### Supplied material:
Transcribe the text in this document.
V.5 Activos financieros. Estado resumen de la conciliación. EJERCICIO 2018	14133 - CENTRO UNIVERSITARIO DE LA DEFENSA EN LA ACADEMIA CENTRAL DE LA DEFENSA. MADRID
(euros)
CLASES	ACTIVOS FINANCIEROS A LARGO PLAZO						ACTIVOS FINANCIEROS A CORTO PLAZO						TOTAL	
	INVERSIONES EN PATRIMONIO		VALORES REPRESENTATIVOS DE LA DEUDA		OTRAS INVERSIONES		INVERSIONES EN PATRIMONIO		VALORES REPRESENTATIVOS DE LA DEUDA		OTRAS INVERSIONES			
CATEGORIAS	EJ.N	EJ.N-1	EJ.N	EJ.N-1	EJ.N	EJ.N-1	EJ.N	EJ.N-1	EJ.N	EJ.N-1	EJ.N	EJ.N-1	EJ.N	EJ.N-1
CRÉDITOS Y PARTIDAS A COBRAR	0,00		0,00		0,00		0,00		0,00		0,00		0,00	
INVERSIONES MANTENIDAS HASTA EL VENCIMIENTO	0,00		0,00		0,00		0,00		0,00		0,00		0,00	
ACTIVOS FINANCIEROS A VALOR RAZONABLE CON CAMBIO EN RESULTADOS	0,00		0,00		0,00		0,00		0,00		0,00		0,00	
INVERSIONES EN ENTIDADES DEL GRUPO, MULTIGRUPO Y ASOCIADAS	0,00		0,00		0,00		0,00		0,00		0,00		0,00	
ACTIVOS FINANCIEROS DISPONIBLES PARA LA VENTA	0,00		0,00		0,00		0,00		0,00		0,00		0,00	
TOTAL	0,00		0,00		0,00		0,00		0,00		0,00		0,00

### Given request:
Show all lines in the entries above where the word "INVERSIONES" appears.

### Complete output:
	INVERSIONES EN PATRIMONIO		VALORES REPRESENTATIVOS DE LA DEUDA		OTRAS INVERSIONES		INVERSIONES EN PATRIMONIO		VALORES REPRESENTATIVOS DE LA DEUDA		OTRAS INVERSIONES			
INVERSIONES MANTENIDAS HASTA EL VENCIMIENTO	0,00		0,00		0,00		0,00		0,00		0,00		0,00	
INVERSIONES EN ENTIDADES DEL GRUPO, MULTIGRUPO Y ASOCIADAS	0,00		0,00		0,00		0,00		0,00		0,00		0,00	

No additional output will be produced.